Figure dataset records
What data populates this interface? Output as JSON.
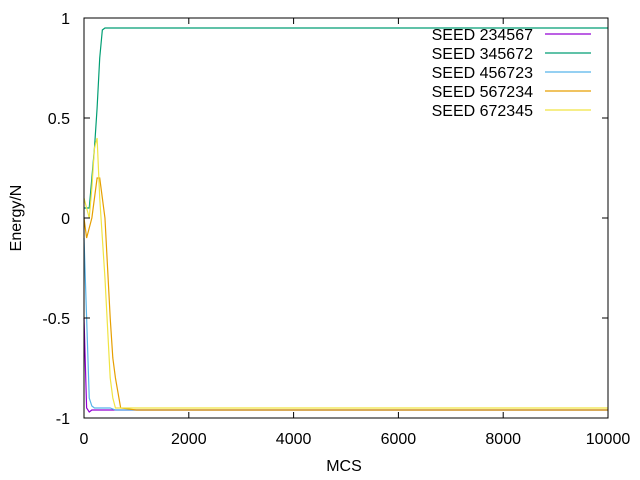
{
  "chart_data": {
    "type": "line",
    "xlabel": "MCS",
    "ylabel": "Energy/N",
    "xlim": [
      0,
      10000
    ],
    "ylim": [
      -1,
      1
    ],
    "x_ticks": [
      0,
      2000,
      4000,
      6000,
      8000,
      10000
    ],
    "x_tick_labels": [
      "0",
      "2000",
      "4000",
      "6000",
      "8000",
      "10000"
    ],
    "y_ticks": [
      -1,
      -0.5,
      0,
      0.5,
      1
    ],
    "y_tick_labels": [
      "-1",
      "-0.5",
      "0",
      "0.5",
      "1"
    ],
    "grid": false,
    "legend_position": "top-right",
    "series": [
      {
        "name": "SEED 234567",
        "color": "#9400d3",
        "x": [
          0,
          50,
          100,
          150,
          200,
          300,
          500,
          1000,
          2000,
          4000,
          6000,
          8000,
          10000
        ],
        "y": [
          -0.5,
          -0.95,
          -0.97,
          -0.96,
          -0.96,
          -0.96,
          -0.96,
          -0.96,
          -0.96,
          -0.96,
          -0.96,
          -0.96,
          -0.96
        ]
      },
      {
        "name": "SEED 345672",
        "color": "#009e73",
        "x": [
          0,
          100,
          150,
          200,
          250,
          300,
          350,
          400,
          1000,
          2000,
          4000,
          6000,
          8000,
          10000
        ],
        "y": [
          0.05,
          0.05,
          0.2,
          0.35,
          0.55,
          0.8,
          0.94,
          0.95,
          0.95,
          0.95,
          0.95,
          0.95,
          0.95,
          0.95
        ]
      },
      {
        "name": "SEED 456723",
        "color": "#56b4e9",
        "x": [
          0,
          50,
          100,
          150,
          200,
          300,
          500,
          600,
          1000,
          2000,
          4000,
          6000,
          8000,
          10000
        ],
        "y": [
          -0.1,
          -0.5,
          -0.9,
          -0.94,
          -0.95,
          -0.95,
          -0.95,
          -0.96,
          -0.96,
          -0.96,
          -0.96,
          -0.96,
          -0.96,
          -0.96
        ]
      },
      {
        "name": "SEED 567234",
        "color": "#e69f00",
        "x": [
          0,
          50,
          100,
          150,
          200,
          250,
          300,
          400,
          450,
          500,
          550,
          600,
          700,
          1000,
          2000,
          4000,
          6000,
          8000,
          10000
        ],
        "y": [
          0.0,
          -0.1,
          -0.05,
          0.0,
          0.1,
          0.2,
          0.2,
          0.0,
          -0.25,
          -0.5,
          -0.7,
          -0.8,
          -0.95,
          -0.96,
          -0.96,
          -0.96,
          -0.96,
          -0.96,
          -0.96
        ]
      },
      {
        "name": "SEED 672345",
        "color": "#f0e442",
        "x": [
          0,
          50,
          100,
          150,
          200,
          250,
          300,
          350,
          400,
          450,
          500,
          550,
          600,
          700,
          1000,
          2000,
          4000,
          6000,
          8000,
          10000
        ],
        "y": [
          0.1,
          0.05,
          0.0,
          0.15,
          0.35,
          0.4,
          0.1,
          -0.1,
          -0.3,
          -0.55,
          -0.8,
          -0.9,
          -0.95,
          -0.95,
          -0.95,
          -0.95,
          -0.95,
          -0.95,
          -0.95,
          -0.95
        ]
      }
    ]
  }
}
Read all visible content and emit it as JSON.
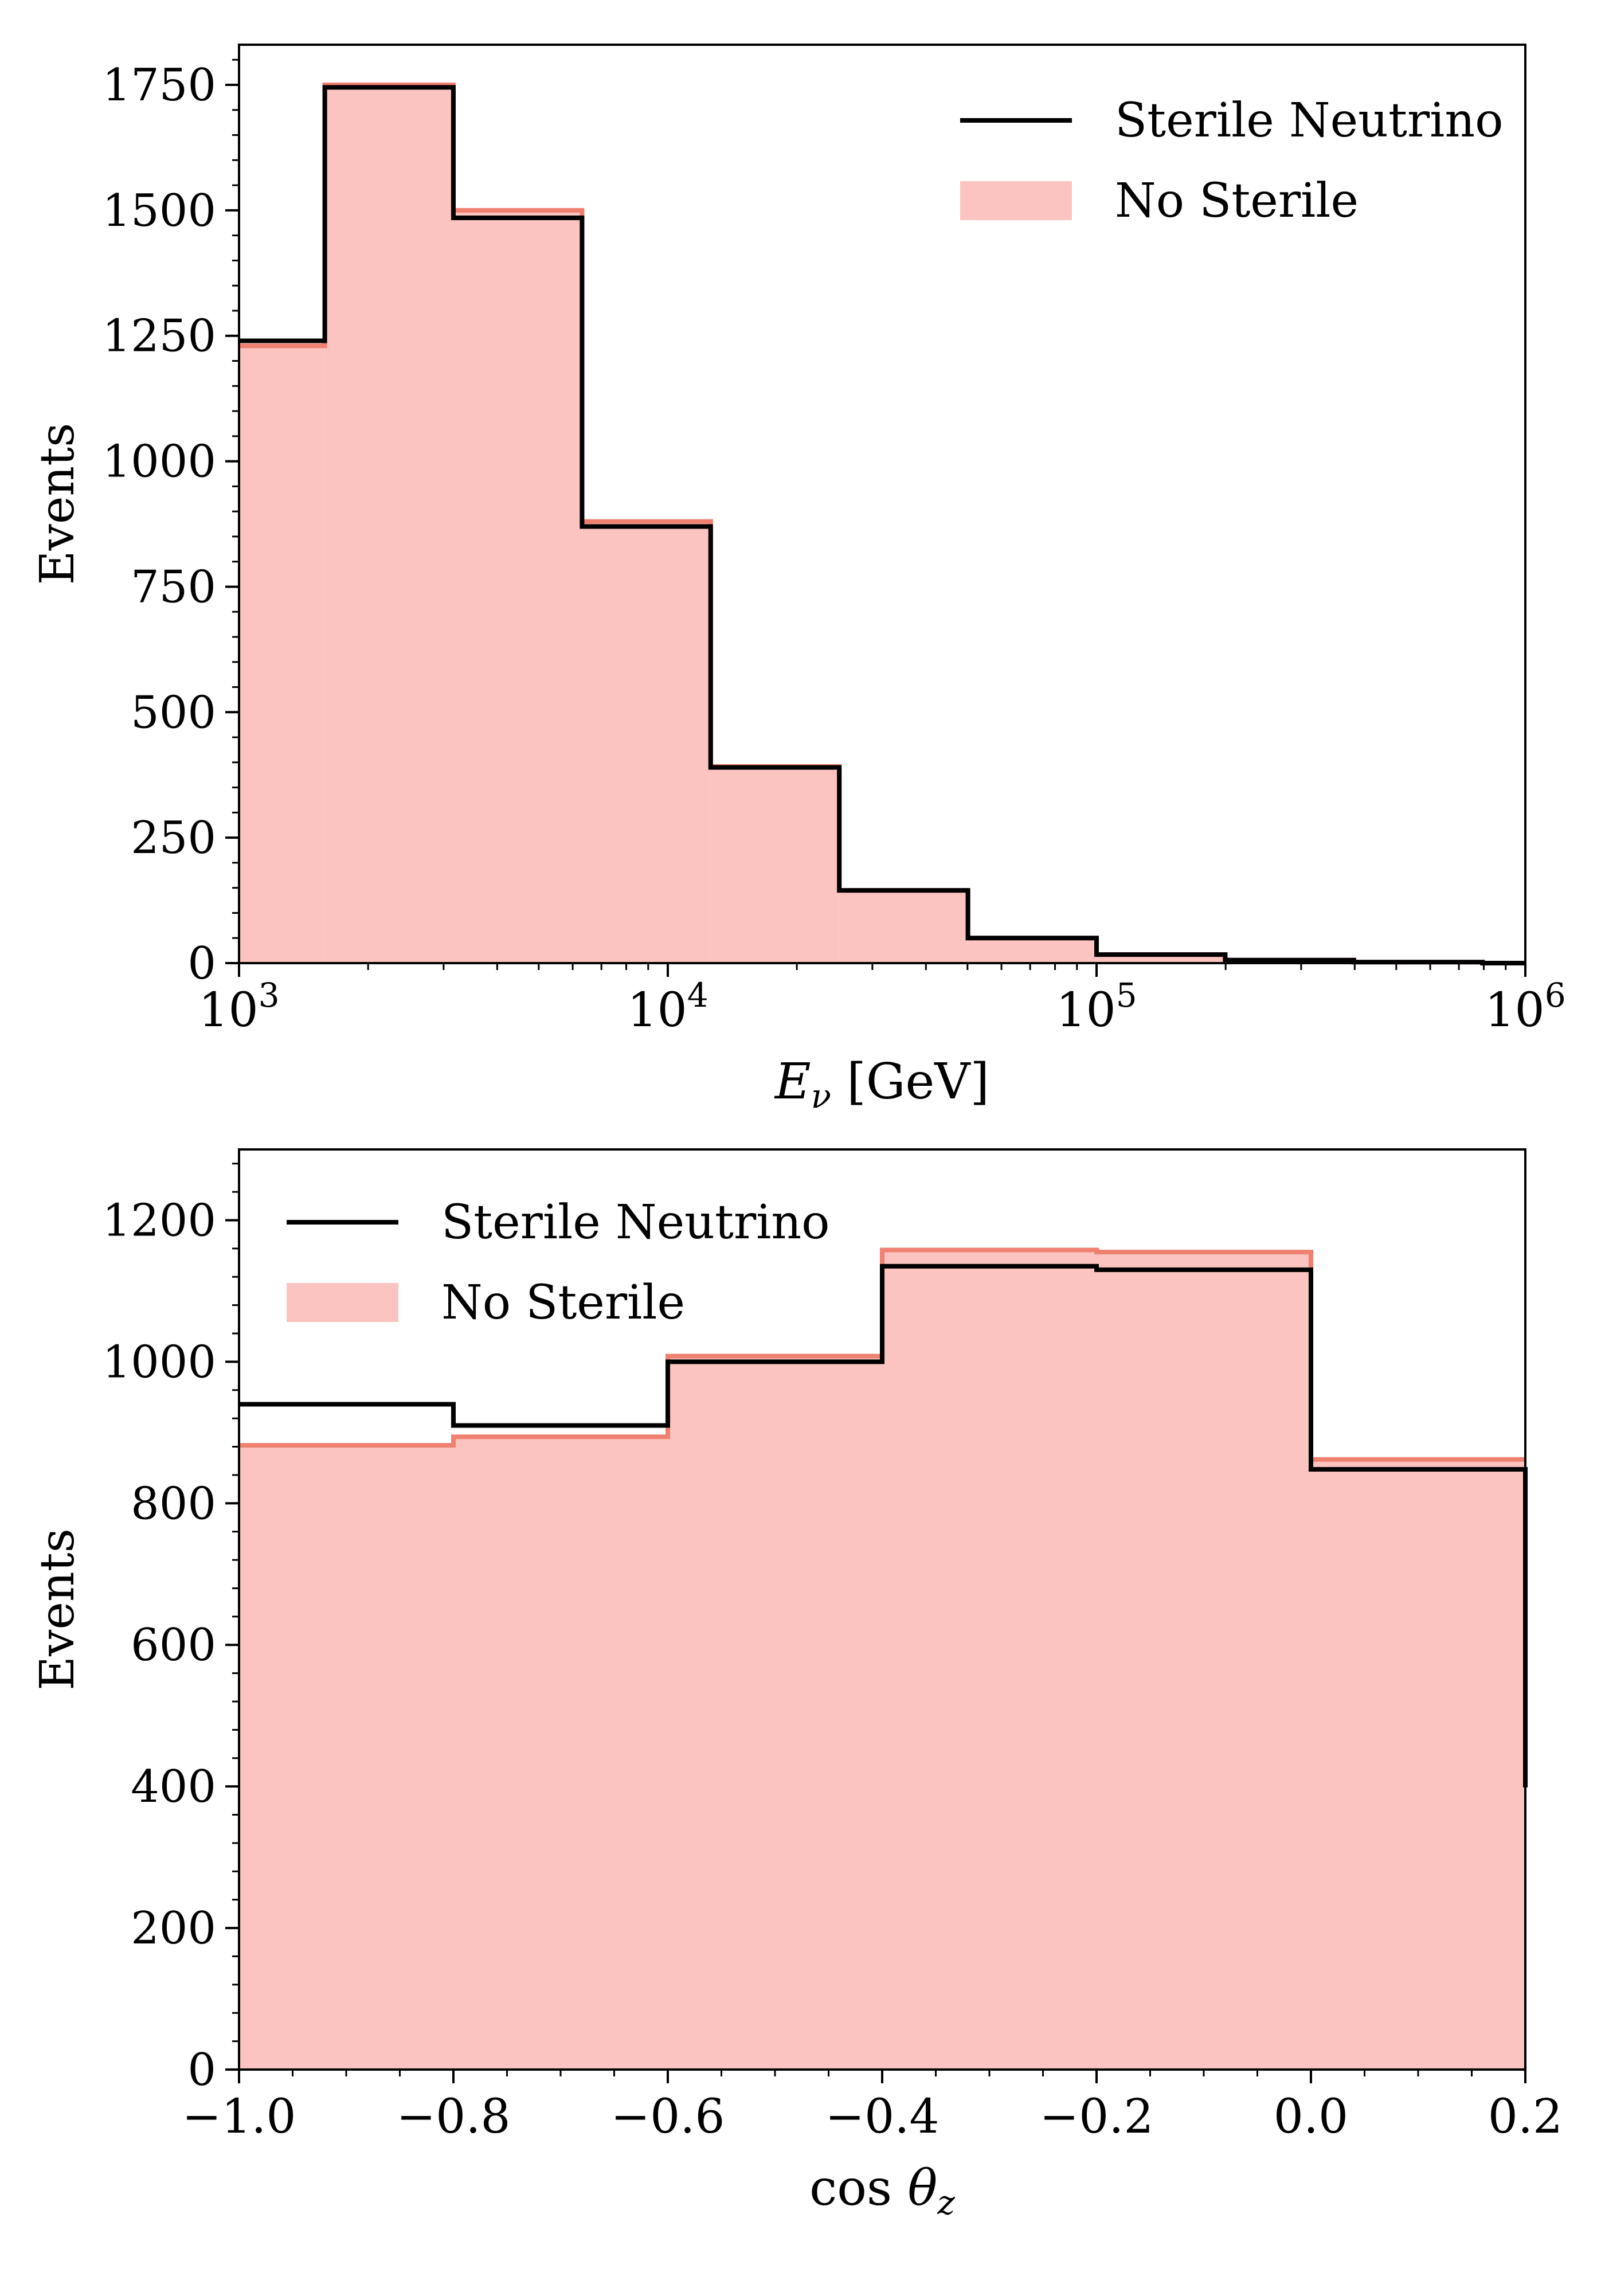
{
  "colors": {
    "no_sterile_fill": "#fbc4c0",
    "no_sterile_edge": "#f08070",
    "sterile_line": "#000000",
    "axes": "#000000",
    "background": "#ffffff"
  },
  "chart_data": [
    {
      "type": "bar",
      "xlabel": "E_ν [GeV]",
      "xlabel_parts": {
        "symbol": "E",
        "subscript": "ν",
        "unit": " [GeV]"
      },
      "ylabel": "Events",
      "xscale": "log",
      "xlim": [
        1000,
        1000000
      ],
      "ylim": [
        0,
        1830
      ],
      "xticks": [
        {
          "value": 1000,
          "base": "10",
          "exp": "3"
        },
        {
          "value": 10000,
          "base": "10",
          "exp": "4"
        },
        {
          "value": 100000,
          "base": "10",
          "exp": "5"
        },
        {
          "value": 1000000,
          "base": "10",
          "exp": "6"
        }
      ],
      "yticks": [
        0,
        250,
        500,
        750,
        1000,
        1250,
        1500,
        1750
      ],
      "yticklabels": [
        "0",
        "250",
        "500",
        "750",
        "1000",
        "1250",
        "1500",
        "1750"
      ],
      "grid": false,
      "legend_position": "top-right",
      "bin_edges": [
        1000,
        1585,
        3162,
        6310,
        12589,
        25119,
        50119,
        100000,
        199526,
        398107,
        794328,
        1000000
      ],
      "series": [
        {
          "name": "Sterile Neutrino",
          "style": "step",
          "values": [
            1240,
            1745,
            1485,
            870,
            390,
            145,
            50,
            17,
            6,
            2,
            0
          ]
        },
        {
          "name": "No Sterile",
          "style": "filled",
          "values": [
            1230,
            1750,
            1500,
            880,
            392,
            145,
            50,
            17,
            6,
            2,
            0
          ]
        }
      ],
      "legend": [
        "Sterile Neutrino",
        "No Sterile"
      ]
    },
    {
      "type": "bar",
      "xlabel": "cos θ_z",
      "xlabel_parts": {
        "prefix": "cos ",
        "symbol": "θ",
        "subscript": "z"
      },
      "ylabel": "Events",
      "xlim": [
        -1.0,
        0.2
      ],
      "ylim": [
        0,
        1300
      ],
      "xticks": [
        -1.0,
        -0.8,
        -0.6,
        -0.4,
        -0.2,
        0.0,
        0.2
      ],
      "xticklabels": [
        "−1.0",
        "−0.8",
        "−0.6",
        "−0.4",
        "−0.2",
        "0.0",
        "0.2"
      ],
      "yticks": [
        0,
        200,
        400,
        600,
        800,
        1000,
        1200
      ],
      "yticklabels": [
        "0",
        "200",
        "400",
        "600",
        "800",
        "1000",
        "1200"
      ],
      "grid": false,
      "legend_position": "top-left",
      "bin_edges": [
        -1.0,
        -0.8,
        -0.6,
        -0.4,
        -0.2,
        0.0,
        0.2
      ],
      "series": [
        {
          "name": "Sterile Neutrino",
          "style": "step",
          "values": [
            940,
            910,
            1000,
            1135,
            1130,
            848
          ]
        },
        {
          "name": "No Sterile",
          "style": "filled",
          "values": [
            882,
            894,
            1008,
            1158,
            1155,
            862
          ]
        }
      ],
      "legend": [
        "Sterile Neutrino",
        "No Sterile"
      ]
    }
  ]
}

*EXERCISE REQUIREMENTS*: From the listing, extract all text exactly as given and drop any picture.

*COMPLETE RESPONSE*:
What data populates this interface? Output as JSON.
{
  "chart_data": {
    "type": "line",
    "xlabel": "MCS",
    "ylabel": "Energy/N",
    "xlim": [
      0,
      10000
    ],
    "ylim": [
      -1,
      1
    ],
    "x_ticks": [
      0,
      2000,
      4000,
      6000,
      8000,
      10000
    ],
    "x_tick_labels": [
      "0",
      "2000",
      "4000",
      "6000",
      "8000",
      "10000"
    ],
    "y_ticks": [
      -1,
      -0.5,
      0,
      0.5,
      1
    ],
    "y_tick_labels": [
      "-1",
      "-0.5",
      "0",
      "0.5",
      "1"
    ],
    "grid": false,
    "legend_position": "top-right",
    "series": [
      {
        "name": "SEED 234567",
        "color": "#9400d3",
        "x": [
          0,
          50,
          100,
          150,
          200,
          300,
          500,
          1000,
          2000,
          4000,
          6000,
          8000,
          10000
        ],
        "y": [
          -0.5,
          -0.95,
          -0.97,
          -0.96,
          -0.96,
          -0.96,
          -0.96,
          -0.96,
          -0.96,
          -0.96,
          -0.96,
          -0.96,
          -0.96
        ]
      },
      {
        "name": "SEED 345672",
        "color": "#009e73",
        "x": [
          0,
          100,
          150,
          200,
          250,
          300,
          350,
          400,
          1000,
          2000,
          4000,
          6000,
          8000,
          10000
        ],
        "y": [
          0.05,
          0.05,
          0.2,
          0.35,
          0.55,
          0.8,
          0.94,
          0.95,
          0.95,
          0.95,
          0.95,
          0.95,
          0.95,
          0.95
        ]
      },
      {
        "name": "SEED 456723",
        "color": "#56b4e9",
        "x": [
          0,
          50,
          100,
          150,
          200,
          300,
          500,
          600,
          1000,
          2000,
          4000,
          6000,
          8000,
          10000
        ],
        "y": [
          -0.1,
          -0.5,
          -0.9,
          -0.94,
          -0.95,
          -0.95,
          -0.95,
          -0.96,
          -0.96,
          -0.96,
          -0.96,
          -0.96,
          -0.96,
          -0.96
        ]
      },
      {
        "name": "SEED 567234",
        "color": "#e69f00",
        "x": [
          0,
          50,
          100,
          150,
          200,
          250,
          300,
          400,
          450,
          500,
          550,
          600,
          700,
          1000,
          2000,
          4000,
          6000,
          8000,
          10000
        ],
        "y": [
          0.0,
          -0.1,
          -0.05,
          0.0,
          0.1,
          0.2,
          0.2,
          0.0,
          -0.25,
          -0.5,
          -0.7,
          -0.8,
          -0.95,
          -0.96,
          -0.96,
          -0.96,
          -0.96,
          -0.96,
          -0.96
        ]
      },
      {
        "name": "SEED 672345",
        "color": "#f0e442",
        "x": [
          0,
          50,
          100,
          150,
          200,
          250,
          300,
          350,
          400,
          450,
          500,
          550,
          600,
          700,
          1000,
          2000,
          4000,
          6000,
          8000,
          10000
        ],
        "y": [
          0.1,
          0.05,
          0.0,
          0.15,
          0.35,
          0.4,
          0.1,
          -0.1,
          -0.3,
          -0.55,
          -0.8,
          -0.9,
          -0.95,
          -0.95,
          -0.95,
          -0.95,
          -0.95,
          -0.95,
          -0.95,
          -0.95
        ]
      }
    ]
  }
}
Read all visible content and emit it as JSON.
{
  "colors": {
    "no_sterile_fill": "#fbc4c0",
    "no_sterile_edge": "#f08070",
    "sterile_line": "#000000",
    "axes": "#000000",
    "background": "#ffffff"
  },
  "chart_data": [
    {
      "type": "bar",
      "xlabel": "E_ν [GeV]",
      "xlabel_parts": {
        "symbol": "E",
        "subscript": "ν",
        "unit": " [GeV]"
      },
      "ylabel": "Events",
      "xscale": "log",
      "xlim": [
        1000,
        1000000
      ],
      "ylim": [
        0,
        1830
      ],
      "xticks": [
        {
          "value": 1000,
          "base": "10",
          "exp": "3"
        },
        {
          "value": 10000,
          "base": "10",
          "exp": "4"
        },
        {
          "value": 100000,
          "base": "10",
          "exp": "5"
        },
        {
          "value": 1000000,
          "base": "10",
          "exp": "6"
        }
      ],
      "yticks": [
        0,
        250,
        500,
        750,
        1000,
        1250,
        1500,
        1750
      ],
      "yticklabels": [
        "0",
        "250",
        "500",
        "750",
        "1000",
        "1250",
        "1500",
        "1750"
      ],
      "grid": false,
      "legend_position": "top-right",
      "bin_edges": [
        1000,
        1585,
        3162,
        6310,
        12589,
        25119,
        50119,
        100000,
        199526,
        398107,
        794328,
        1000000
      ],
      "series": [
        {
          "name": "Sterile Neutrino",
          "style": "step",
          "values": [
            1240,
            1745,
            1485,
            870,
            390,
            145,
            50,
            17,
            6,
            2,
            0
          ]
        },
        {
          "name": "No Sterile",
          "style": "filled",
          "values": [
            1230,
            1750,
            1500,
            880,
            392,
            145,
            50,
            17,
            6,
            2,
            0
          ]
        }
      ],
      "legend": [
        "Sterile Neutrino",
        "No Sterile"
      ]
    },
    {
      "type": "bar",
      "xlabel": "cos θ_z",
      "xlabel_parts": {
        "prefix": "cos ",
        "symbol": "θ",
        "subscript": "z"
      },
      "ylabel": "Events",
      "xlim": [
        -1.0,
        0.2
      ],
      "ylim": [
        0,
        1300
      ],
      "xticks": [
        -1.0,
        -0.8,
        -0.6,
        -0.4,
        -0.2,
        0.0,
        0.2
      ],
      "xticklabels": [
        "−1.0",
        "−0.8",
        "−0.6",
        "−0.4",
        "−0.2",
        "0.0",
        "0.2"
      ],
      "yticks": [
        0,
        200,
        400,
        600,
        800,
        1000,
        1200
      ],
      "yticklabels": [
        "0",
        "200",
        "400",
        "600",
        "800",
        "1000",
        "1200"
      ],
      "grid": false,
      "legend_position": "top-left",
      "bin_edges": [
        -1.0,
        -0.8,
        -0.6,
        -0.4,
        -0.2,
        0.0,
        0.2
      ],
      "series": [
        {
          "name": "Sterile Neutrino",
          "style": "step",
          "values": [
            940,
            910,
            1000,
            1135,
            1130,
            848
          ]
        },
        {
          "name": "No Sterile",
          "style": "filled",
          "values": [
            882,
            894,
            1008,
            1158,
            1155,
            862
          ]
        }
      ],
      "legend": [
        "Sterile Neutrino",
        "No Sterile"
      ]
    }
  ]
}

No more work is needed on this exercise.